* **Your instructions**
Copy everything in the data below exactly except the pictures.
+---+
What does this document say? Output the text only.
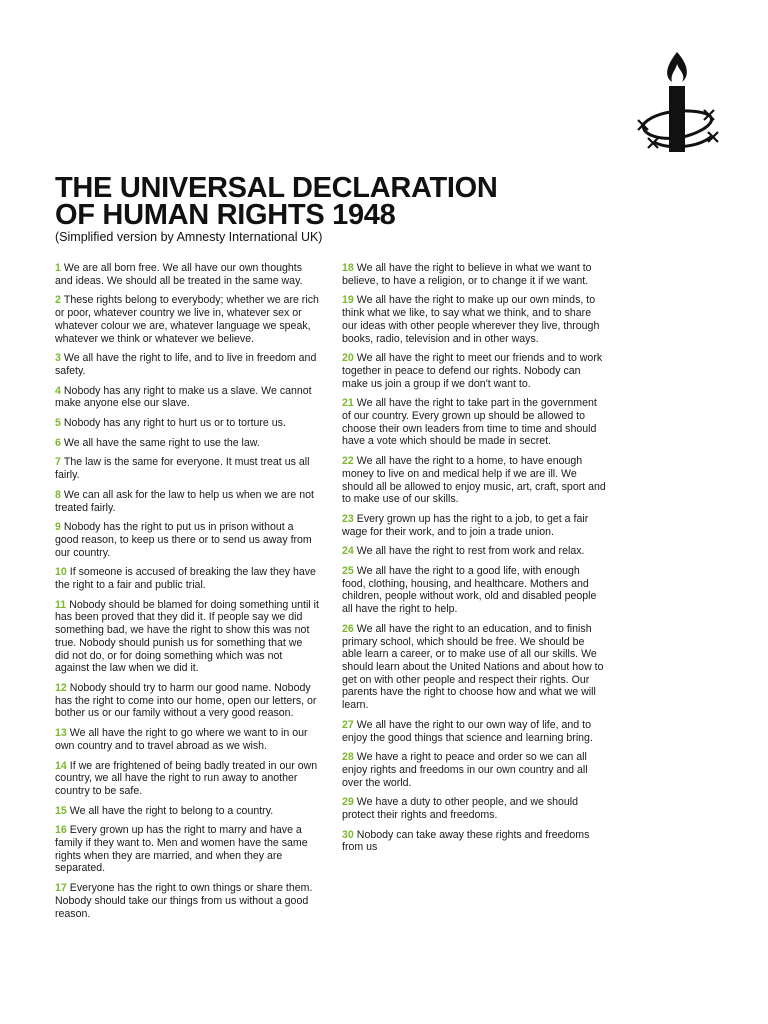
THE UNIVERSAL DECLARATION
OF HUMAN RIGHTS 1948
(Simplified version by Amnesty International UK)

1 We are all born free. We all have our own thoughts and ideas. We should all be treated in the same way.

2 These rights belong to everybody; whether we are rich or poor, whatever country we live in, whatever sex or whatever colour we are, whatever language we speak, whatever we think or whatever we believe.

3 We all have the right to life, and to live in freedom and safety.

4 Nobody has any right to make us a slave. We cannot make anyone else our slave.

5 Nobody has any right to hurt us or to torture us.

6 We all have the same right to use the law.

7 The law is the same for everyone. It must treat us all fairly.

8 We can all ask for the law to help us when we are not treated fairly.

9 Nobody has the right to put us in prison without a good reason, to keep us there or to send us away from our country.

10 If someone is accused of breaking the law they have the right to a fair and public trial.

11 Nobody should be blamed for doing something until it has been proved that they did it. If people say we did something bad, we have the right to show this was not true. Nobody should punish us for something that we did not do, or for doing something which was not against the law when we did it.

12 Nobody should try to harm our good name. Nobody has the right to come into our home, open our letters, or bother us or our family without a very good reason.

13 We all have the right to go where we want to in our own country and to travel abroad as we wish.

14 If we are frightened of being badly treated in our own country, we all have the right to run away to another country to be safe.

15 We all have the right to belong to a country.

16 Every grown up has the right to marry and have a family if they want to. Men and women have the same rights when they are married, and when they are separated.

17 Everyone has the right to own things or share them. Nobody should take our things from us without a good reason.

18 We all have the right to believe in what we want to believe, to have a religion, or to change it if we want.

19 We all have the right to make up our own minds, to think what we like, to say what we think, and to share our ideas with other people wherever they live, through books, radio, television and in other ways.

20 We all have the right to meet our friends and to work together in peace to defend our rights. Nobody can make us join a group if we don't want to.

21 We all have the right to take part in the government of our country. Every grown up should be allowed to choose their own leaders from time to time and should have a vote which should be made in secret.

22 We all have the right to a home, to have enough money to live on and medical help if we are ill. We should all be allowed to enjoy music, art, craft, sport and to make use of our skills.

23 Every grown up has the right to a job, to get a fair wage for their work, and to join a trade union.

24 We all have the right to rest from work and relax.

25 We all have the right to a good life, with enough food, clothing, housing, and healthcare. Mothers and children, people without work, old and disabled people all have the right to help.

26 We all have the right to an education, and to finish primary school, which should be free. We should be able learn a career, or to make use of all our skills. We should learn about the United Nations and about how to get on with other people and respect their rights. Our parents have the right to choose how and what we will learn.

27 We all have the right to our own way of life, and to enjoy the good things that science and learning bring.

28 We have a right to peace and order so we can all enjoy rights and freedoms in our own country and all over the world.

29 We have a duty to other people, and we should protect their rights and freedoms.

30 Nobody can take away these rights and freedoms from us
+---+
* **Written answer**
What does this document say? Output the text only.
THE UNIVERSAL DECLARATION
OF HUMAN RIGHTS 1948
(Simplified version by Amnesty International UK)

1 We are all born free. We all have our own thoughts and ideas. We should all be treated in the same way.

2 These rights belong to everybody; whether we are rich or poor, whatever country we live in, whatever sex or whatever colour we are, whatever language we speak, whatever we think or whatever we believe.

3 We all have the right to life, and to live in freedom and safety.

4 Nobody has any right to make us a slave. We cannot make anyone else our slave.

5 Nobody has any right to hurt us or to torture us.

6 We all have the same right to use the law.

7 The law is the same for everyone. It must treat us all fairly.

8 We can all ask for the law to help us when we are not treated fairly.

9 Nobody has the right to put us in prison without a good reason, to keep us there or to send us away from our country.

10 If someone is accused of breaking the law they have the right to a fair and public trial.

11 Nobody should be blamed for doing something until it has been proved that they did it. If people say we did something bad, we have the right to show this was not true. Nobody should punish us for something that we did not do, or for doing something which was not against the law when we did it.

12 Nobody should try to harm our good name. Nobody has the right to come into our home, open our letters, or bother us or our family without a very good reason.

13 We all have the right to go where we want to in our own country and to travel abroad as we wish.

14 If we are frightened of being badly treated in our own country, we all have the right to run away to another country to be safe.

15 We all have the right to belong to a country.

16 Every grown up has the right to marry and have a family if they want to. Men and women have the same rights when they are married, and when they are separated.

17 Everyone has the right to own things or share them. Nobody should take our things from us without a good reason.

18 We all have the right to believe in what we want to believe, to have a religion, or to change it if we want.

19 We all have the right to make up our own minds, to think what we like, to say what we think, and to share our ideas with other people wherever they live, through books, radio, television and in other ways.

20 We all have the right to meet our friends and to work together in peace to defend our rights. Nobody can make us join a group if we don't want to.

21 We all have the right to take part in the government of our country. Every grown up should be allowed to choose their own leaders from time to time and should have a vote which should be made in secret.

22 We all have the right to a home, to have enough money to live on and medical help if we are ill. We should all be allowed to enjoy music, art, craft, sport and to make use of our skills.

23 Every grown up has the right to a job, to get a fair wage for their work, and to join a trade union.

24 We all have the right to rest from work and relax.

25 We all have the right to a good life, with enough food, clothing, housing, and healthcare. Mothers and children, people without work, old and disabled people all have the right to help.

26 We all have the right to an education, and to finish primary school, which should be free. We should be able learn a career, or to make use of all our skills. We should learn about the United Nations and about how to get on with other people and respect their rights. Our parents have the right to choose how and what we will learn.

27 We all have the right to our own way of life, and to enjoy the good things that science and learning bring.

28 We have a right to peace and order so we can all enjoy rights and freedoms in our own country and all over the world.

29 We have a duty to other people, and we should protect their rights and freedoms.

30 Nobody can take away these rights and freedoms from us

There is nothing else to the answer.